[Data entries for graphics]
-- Start --

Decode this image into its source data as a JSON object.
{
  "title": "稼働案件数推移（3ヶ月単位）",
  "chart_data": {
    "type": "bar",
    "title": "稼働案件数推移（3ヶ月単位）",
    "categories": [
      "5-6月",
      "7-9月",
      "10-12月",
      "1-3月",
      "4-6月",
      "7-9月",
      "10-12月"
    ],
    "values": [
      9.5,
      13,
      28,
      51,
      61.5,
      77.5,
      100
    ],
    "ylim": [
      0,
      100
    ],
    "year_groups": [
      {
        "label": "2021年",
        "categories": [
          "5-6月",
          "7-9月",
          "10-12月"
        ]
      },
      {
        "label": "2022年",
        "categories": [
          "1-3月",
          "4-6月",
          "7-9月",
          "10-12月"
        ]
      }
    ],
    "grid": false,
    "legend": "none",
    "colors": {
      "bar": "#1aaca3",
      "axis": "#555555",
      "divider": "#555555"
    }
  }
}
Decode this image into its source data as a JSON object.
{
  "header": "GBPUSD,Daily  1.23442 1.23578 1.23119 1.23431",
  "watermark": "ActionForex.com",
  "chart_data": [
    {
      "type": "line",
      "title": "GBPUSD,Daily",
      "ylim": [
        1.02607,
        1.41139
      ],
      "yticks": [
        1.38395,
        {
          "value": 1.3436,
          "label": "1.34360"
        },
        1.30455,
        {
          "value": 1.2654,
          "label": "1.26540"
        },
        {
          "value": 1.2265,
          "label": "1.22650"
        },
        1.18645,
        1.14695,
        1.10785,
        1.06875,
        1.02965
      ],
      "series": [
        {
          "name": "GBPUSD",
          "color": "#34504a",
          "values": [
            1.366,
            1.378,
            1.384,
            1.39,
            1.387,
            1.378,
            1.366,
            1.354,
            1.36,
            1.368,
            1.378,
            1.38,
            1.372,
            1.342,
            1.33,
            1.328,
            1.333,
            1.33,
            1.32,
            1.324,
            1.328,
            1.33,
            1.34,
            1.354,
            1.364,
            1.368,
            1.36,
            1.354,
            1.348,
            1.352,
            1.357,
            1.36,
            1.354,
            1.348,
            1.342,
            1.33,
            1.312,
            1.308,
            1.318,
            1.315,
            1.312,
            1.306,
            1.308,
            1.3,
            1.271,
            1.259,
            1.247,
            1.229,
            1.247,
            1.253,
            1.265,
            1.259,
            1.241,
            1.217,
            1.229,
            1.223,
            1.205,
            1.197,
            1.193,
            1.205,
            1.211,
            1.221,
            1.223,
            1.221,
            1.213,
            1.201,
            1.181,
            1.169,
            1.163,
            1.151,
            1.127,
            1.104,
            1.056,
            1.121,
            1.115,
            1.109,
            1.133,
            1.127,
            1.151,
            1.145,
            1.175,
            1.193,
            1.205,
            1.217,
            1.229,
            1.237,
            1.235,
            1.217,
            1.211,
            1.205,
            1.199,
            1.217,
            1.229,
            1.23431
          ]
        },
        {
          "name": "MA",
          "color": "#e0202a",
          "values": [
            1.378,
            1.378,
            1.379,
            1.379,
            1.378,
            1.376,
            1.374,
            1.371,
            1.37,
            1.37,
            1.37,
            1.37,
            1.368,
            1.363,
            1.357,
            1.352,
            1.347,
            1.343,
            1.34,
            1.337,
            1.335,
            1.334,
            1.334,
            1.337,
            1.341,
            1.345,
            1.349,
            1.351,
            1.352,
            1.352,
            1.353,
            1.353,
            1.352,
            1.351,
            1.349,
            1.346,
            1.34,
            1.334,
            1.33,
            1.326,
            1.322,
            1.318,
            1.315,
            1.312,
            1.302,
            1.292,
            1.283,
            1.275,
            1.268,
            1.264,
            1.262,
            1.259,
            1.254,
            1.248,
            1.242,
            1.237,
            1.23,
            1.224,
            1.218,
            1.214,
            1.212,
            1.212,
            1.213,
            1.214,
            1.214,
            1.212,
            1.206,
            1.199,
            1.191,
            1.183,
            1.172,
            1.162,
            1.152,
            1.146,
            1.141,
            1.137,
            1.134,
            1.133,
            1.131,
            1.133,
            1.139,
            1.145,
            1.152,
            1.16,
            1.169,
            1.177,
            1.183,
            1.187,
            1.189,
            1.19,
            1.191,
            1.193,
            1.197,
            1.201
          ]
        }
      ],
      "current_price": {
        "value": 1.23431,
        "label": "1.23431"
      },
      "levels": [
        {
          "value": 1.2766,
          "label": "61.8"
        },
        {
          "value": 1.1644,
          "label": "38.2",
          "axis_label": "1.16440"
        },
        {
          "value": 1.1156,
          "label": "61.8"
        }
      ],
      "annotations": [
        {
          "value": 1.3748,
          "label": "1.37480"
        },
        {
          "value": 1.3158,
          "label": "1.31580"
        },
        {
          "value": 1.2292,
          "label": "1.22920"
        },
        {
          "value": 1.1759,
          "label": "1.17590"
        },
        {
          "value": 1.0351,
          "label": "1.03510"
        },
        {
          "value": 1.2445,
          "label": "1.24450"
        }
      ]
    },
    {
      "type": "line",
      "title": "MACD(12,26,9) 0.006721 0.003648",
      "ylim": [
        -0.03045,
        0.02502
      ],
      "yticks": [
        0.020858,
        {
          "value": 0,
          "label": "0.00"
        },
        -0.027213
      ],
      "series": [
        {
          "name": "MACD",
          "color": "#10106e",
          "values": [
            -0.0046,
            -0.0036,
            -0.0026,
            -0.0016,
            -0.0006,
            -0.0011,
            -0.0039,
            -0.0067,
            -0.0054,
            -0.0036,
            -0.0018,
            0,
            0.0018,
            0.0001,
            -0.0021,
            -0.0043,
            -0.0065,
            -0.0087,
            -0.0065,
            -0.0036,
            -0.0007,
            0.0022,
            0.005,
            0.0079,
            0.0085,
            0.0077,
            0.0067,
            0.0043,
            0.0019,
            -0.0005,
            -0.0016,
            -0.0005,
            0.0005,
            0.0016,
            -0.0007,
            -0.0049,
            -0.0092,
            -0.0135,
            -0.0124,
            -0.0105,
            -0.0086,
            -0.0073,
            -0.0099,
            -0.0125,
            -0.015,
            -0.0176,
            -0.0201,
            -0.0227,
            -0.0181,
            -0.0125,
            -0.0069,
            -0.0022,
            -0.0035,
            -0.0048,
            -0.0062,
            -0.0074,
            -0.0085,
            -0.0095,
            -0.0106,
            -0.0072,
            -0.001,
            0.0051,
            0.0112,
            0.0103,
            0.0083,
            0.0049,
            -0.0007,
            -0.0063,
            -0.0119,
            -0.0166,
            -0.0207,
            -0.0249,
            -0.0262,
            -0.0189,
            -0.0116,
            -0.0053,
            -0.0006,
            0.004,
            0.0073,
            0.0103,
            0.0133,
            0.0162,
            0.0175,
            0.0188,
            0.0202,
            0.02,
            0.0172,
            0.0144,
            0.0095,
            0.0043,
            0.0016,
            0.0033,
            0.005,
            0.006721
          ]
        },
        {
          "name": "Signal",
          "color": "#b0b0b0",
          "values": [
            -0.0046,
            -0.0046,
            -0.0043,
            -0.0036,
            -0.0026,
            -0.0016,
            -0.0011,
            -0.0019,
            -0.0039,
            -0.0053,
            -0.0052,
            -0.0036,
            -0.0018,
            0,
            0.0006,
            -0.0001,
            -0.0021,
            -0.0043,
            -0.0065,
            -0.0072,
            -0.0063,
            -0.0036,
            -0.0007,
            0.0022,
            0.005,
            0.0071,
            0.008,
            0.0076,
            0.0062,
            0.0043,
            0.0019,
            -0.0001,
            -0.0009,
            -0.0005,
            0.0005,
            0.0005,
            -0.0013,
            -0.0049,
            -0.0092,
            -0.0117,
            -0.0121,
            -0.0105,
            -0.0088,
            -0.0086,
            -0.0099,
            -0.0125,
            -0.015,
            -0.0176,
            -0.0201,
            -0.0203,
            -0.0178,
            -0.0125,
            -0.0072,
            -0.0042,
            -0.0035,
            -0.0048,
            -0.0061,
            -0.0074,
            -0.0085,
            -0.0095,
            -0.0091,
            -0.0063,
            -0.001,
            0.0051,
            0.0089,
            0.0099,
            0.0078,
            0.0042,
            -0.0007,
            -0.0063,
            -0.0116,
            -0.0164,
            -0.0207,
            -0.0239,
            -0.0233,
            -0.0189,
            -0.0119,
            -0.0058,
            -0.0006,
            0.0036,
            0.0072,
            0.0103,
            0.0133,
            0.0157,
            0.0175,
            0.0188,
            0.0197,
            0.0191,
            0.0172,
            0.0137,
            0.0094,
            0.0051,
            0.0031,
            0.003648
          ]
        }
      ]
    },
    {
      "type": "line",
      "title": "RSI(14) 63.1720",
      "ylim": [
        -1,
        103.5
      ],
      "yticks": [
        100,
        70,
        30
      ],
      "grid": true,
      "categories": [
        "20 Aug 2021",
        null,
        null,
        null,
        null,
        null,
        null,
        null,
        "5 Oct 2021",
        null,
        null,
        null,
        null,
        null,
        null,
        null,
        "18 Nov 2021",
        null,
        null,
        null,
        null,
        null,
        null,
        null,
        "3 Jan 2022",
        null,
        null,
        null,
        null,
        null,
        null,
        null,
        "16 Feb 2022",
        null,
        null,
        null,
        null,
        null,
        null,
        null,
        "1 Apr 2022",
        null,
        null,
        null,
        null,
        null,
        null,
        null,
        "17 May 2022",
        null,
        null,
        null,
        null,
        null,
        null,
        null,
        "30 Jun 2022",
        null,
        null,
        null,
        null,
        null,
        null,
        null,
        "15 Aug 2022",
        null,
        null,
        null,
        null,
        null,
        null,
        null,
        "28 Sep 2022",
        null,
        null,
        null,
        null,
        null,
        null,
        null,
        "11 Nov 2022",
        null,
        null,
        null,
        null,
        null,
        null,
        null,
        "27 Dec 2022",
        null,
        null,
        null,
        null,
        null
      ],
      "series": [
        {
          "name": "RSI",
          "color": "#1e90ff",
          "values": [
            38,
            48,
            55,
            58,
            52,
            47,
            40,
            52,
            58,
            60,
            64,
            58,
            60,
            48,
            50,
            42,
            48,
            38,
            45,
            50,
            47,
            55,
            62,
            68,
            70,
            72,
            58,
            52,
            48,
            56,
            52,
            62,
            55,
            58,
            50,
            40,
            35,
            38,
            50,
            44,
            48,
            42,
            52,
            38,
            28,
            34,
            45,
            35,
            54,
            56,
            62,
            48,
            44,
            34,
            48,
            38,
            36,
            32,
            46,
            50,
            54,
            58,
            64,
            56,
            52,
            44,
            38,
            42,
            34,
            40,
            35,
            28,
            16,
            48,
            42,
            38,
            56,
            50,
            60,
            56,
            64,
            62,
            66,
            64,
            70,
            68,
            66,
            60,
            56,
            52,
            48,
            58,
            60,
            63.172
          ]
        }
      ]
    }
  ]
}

-- End --

• [Written problem]: Scan the listing above. Gather each line that contains the word "GBPUSD".

• [Solution to the problem]:
  "header": "GBPUSD,Daily  1.23442 1.23578 1.23119 1.23431",
      "title": "GBPUSD,Daily",
          "name": "GBPUSD",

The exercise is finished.